** BEGIN **

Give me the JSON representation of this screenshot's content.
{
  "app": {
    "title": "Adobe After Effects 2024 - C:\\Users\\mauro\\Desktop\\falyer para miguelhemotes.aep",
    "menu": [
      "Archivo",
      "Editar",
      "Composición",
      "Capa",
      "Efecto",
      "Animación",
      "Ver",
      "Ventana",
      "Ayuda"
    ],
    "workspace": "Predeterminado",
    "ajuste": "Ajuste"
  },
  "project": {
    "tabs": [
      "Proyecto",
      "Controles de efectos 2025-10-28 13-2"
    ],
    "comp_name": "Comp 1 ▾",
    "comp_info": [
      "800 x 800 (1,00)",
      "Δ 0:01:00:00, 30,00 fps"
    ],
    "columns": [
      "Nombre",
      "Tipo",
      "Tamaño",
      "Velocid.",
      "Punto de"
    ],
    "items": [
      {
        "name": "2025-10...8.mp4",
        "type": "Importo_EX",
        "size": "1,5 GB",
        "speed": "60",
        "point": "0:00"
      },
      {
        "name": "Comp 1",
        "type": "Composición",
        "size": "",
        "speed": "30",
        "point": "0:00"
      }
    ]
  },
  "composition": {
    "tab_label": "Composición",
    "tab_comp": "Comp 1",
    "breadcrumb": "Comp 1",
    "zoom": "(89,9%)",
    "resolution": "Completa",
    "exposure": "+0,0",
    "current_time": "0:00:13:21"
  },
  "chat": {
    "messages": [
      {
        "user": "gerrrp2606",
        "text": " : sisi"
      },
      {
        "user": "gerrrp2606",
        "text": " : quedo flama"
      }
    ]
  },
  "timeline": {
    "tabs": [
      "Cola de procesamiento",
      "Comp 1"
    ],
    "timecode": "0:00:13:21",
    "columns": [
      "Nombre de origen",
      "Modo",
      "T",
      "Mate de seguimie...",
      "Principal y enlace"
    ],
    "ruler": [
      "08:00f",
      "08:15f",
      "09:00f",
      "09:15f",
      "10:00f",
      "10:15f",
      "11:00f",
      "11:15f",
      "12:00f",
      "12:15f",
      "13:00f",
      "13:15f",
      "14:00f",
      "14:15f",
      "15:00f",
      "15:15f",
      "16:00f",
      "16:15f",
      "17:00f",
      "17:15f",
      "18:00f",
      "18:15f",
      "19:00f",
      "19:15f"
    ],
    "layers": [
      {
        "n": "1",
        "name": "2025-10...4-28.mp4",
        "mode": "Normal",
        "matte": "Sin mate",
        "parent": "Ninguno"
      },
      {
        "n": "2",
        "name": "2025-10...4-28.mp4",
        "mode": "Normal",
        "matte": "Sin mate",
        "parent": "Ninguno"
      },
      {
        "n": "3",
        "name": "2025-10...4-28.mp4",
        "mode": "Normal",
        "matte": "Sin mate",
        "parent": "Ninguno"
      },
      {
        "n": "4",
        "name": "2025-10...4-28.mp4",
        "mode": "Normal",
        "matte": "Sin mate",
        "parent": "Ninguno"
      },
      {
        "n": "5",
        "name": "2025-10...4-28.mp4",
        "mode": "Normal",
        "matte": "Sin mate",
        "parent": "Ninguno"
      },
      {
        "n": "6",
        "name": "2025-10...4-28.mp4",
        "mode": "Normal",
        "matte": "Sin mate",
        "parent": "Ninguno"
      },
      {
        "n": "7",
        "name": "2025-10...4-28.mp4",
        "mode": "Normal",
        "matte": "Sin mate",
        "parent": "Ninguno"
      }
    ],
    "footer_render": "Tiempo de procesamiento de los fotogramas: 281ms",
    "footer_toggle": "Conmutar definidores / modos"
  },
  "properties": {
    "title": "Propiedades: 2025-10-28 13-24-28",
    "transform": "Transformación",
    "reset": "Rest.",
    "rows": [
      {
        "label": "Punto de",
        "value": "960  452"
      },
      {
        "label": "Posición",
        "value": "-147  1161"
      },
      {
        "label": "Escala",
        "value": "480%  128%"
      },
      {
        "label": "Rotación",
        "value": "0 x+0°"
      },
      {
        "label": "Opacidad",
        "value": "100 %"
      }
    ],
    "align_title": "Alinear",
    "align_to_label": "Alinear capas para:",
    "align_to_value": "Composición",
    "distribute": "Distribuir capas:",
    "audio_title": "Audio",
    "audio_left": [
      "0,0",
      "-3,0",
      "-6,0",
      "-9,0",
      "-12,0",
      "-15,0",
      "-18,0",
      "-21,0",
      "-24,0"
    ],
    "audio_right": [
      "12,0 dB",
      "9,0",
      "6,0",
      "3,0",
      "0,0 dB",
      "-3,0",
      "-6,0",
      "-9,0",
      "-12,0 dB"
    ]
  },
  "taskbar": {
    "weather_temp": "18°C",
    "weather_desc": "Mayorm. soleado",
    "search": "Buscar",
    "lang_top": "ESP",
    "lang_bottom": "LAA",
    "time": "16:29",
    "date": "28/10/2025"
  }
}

** END **

Given request:
Each line in the data that holds the string "Alinear" should be found and copied.

Complete response:
    "align_title": "Alinear",
    "align_to_label": "Alinear capas para:",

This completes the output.